» Brief: Reproduce all the material exactly, minus any pictures it holds.
[Begin]
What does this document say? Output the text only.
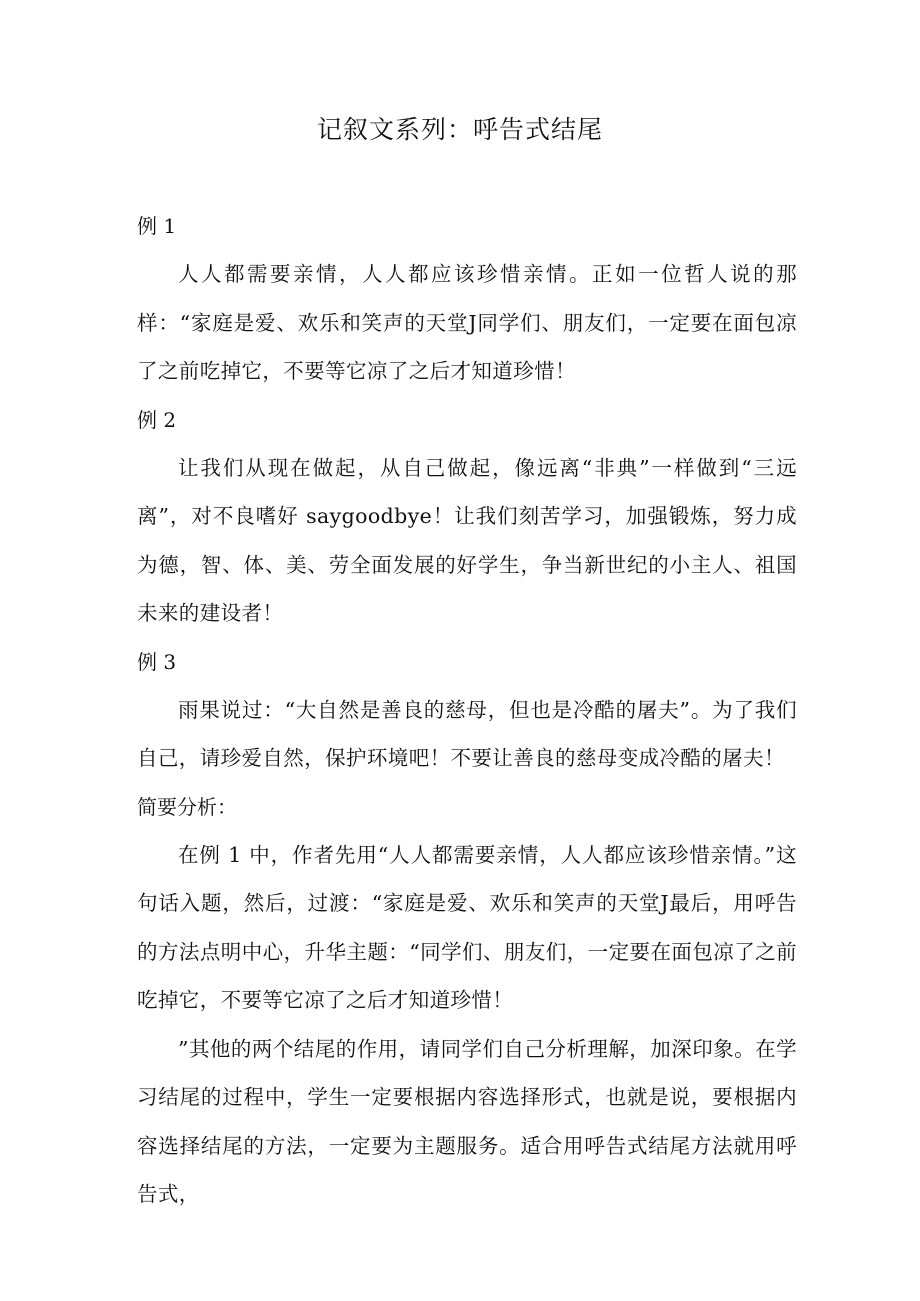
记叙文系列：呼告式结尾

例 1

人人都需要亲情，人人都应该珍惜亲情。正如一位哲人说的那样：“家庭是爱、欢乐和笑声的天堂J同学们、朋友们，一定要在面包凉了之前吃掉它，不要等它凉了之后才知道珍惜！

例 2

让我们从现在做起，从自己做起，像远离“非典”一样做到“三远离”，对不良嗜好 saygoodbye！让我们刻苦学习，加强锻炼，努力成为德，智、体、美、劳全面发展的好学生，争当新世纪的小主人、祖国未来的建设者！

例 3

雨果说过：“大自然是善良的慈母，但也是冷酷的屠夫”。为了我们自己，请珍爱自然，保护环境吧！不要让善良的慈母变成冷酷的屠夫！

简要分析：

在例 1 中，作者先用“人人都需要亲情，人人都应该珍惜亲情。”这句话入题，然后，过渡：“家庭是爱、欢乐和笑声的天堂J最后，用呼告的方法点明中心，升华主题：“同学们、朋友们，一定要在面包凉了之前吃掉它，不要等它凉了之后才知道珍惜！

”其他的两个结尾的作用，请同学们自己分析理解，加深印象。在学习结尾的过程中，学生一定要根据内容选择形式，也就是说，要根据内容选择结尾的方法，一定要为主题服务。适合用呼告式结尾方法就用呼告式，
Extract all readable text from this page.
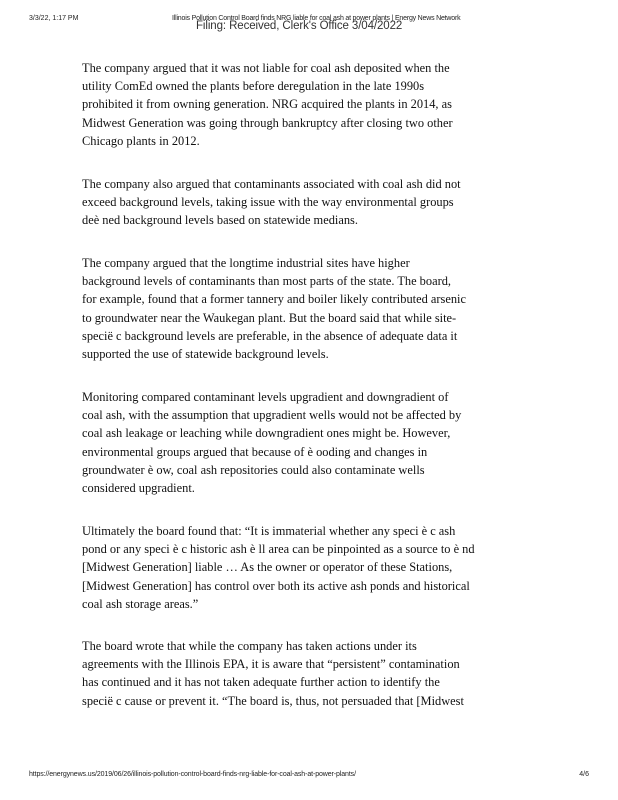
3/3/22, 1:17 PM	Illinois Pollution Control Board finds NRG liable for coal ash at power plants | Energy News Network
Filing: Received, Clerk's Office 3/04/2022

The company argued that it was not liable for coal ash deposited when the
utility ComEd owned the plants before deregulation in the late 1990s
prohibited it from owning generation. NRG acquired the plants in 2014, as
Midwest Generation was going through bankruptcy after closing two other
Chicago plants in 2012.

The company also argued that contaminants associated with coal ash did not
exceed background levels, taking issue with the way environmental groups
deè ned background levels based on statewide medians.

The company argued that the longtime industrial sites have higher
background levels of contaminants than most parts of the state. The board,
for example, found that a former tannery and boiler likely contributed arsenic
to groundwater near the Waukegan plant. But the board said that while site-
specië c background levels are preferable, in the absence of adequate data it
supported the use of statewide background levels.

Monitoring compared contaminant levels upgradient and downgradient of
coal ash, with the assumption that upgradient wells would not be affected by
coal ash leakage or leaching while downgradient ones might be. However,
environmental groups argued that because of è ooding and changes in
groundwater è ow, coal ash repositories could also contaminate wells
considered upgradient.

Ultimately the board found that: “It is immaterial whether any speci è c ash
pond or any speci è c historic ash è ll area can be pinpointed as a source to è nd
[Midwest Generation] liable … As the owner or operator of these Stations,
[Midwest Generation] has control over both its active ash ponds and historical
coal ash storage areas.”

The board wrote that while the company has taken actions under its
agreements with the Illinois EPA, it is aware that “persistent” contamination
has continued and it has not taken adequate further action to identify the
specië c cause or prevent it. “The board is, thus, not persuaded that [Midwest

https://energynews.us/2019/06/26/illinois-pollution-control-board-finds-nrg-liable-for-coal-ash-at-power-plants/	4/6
[End]
» Answer in full:
What does this document say? Output the text only.
记叙文系列：呼告式结尾

例 1

人人都需要亲情，人人都应该珍惜亲情。正如一位哲人说的那样：“家庭是爱、欢乐和笑声的天堂J同学们、朋友们，一定要在面包凉了之前吃掉它，不要等它凉了之后才知道珍惜！

例 2

让我们从现在做起，从自己做起，像远离“非典”一样做到“三远离”，对不良嗜好 saygoodbye！让我们刻苦学习，加强锻炼，努力成为德，智、体、美、劳全面发展的好学生，争当新世纪的小主人、祖国未来的建设者！

例 3

雨果说过：“大自然是善良的慈母，但也是冷酷的屠夫”。为了我们自己，请珍爱自然，保护环境吧！不要让善良的慈母变成冷酷的屠夫！

简要分析：

在例 1 中，作者先用“人人都需要亲情，人人都应该珍惜亲情。”这句话入题，然后，过渡：“家庭是爱、欢乐和笑声的天堂J最后，用呼告的方法点明中心，升华主题：“同学们、朋友们，一定要在面包凉了之前吃掉它，不要等它凉了之后才知道珍惜！

”其他的两个结尾的作用，请同学们自己分析理解，加深印象。在学习结尾的过程中，学生一定要根据内容选择形式，也就是说，要根据内容选择结尾的方法，一定要为主题服务。适合用呼告式结尾方法就用呼告式，
Extract all readable text from this page.
3/3/22, 1:17 PM	Illinois Pollution Control Board finds NRG liable for coal ash at power plants | Energy News Network
Filing: Received, Clerk's Office 3/04/2022

The company argued that it was not liable for coal ash deposited when the
utility ComEd owned the plants before deregulation in the late 1990s
prohibited it from owning generation. NRG acquired the plants in 2014, as
Midwest Generation was going through bankruptcy after closing two other
Chicago plants in 2012.

The company also argued that contaminants associated with coal ash did not
exceed background levels, taking issue with the way environmental groups
deè ned background levels based on statewide medians.

The company argued that the longtime industrial sites have higher
background levels of contaminants than most parts of the state. The board,
for example, found that a former tannery and boiler likely contributed arsenic
to groundwater near the Waukegan plant. But the board said that while site-
specië c background levels are preferable, in the absence of adequate data it
supported the use of statewide background levels.

Monitoring compared contaminant levels upgradient and downgradient of
coal ash, with the assumption that upgradient wells would not be affected by
coal ash leakage or leaching while downgradient ones might be. However,
environmental groups argued that because of è ooding and changes in
groundwater è ow, coal ash repositories could also contaminate wells
considered upgradient.

Ultimately the board found that: “It is immaterial whether any speci è c ash
pond or any speci è c historic ash è ll area can be pinpointed as a source to è nd
[Midwest Generation] liable … As the owner or operator of these Stations,
[Midwest Generation] has control over both its active ash ponds and historical
coal ash storage areas.”

The board wrote that while the company has taken actions under its
agreements with the Illinois EPA, it is aware that “persistent” contamination
has continued and it has not taken adequate further action to identify the
specië c cause or prevent it. “The board is, thus, not persuaded that [Midwest

https://energynews.us/2019/06/26/illinois-pollution-control-board-finds-nrg-liable-for-coal-ash-at-power-plants/	4/6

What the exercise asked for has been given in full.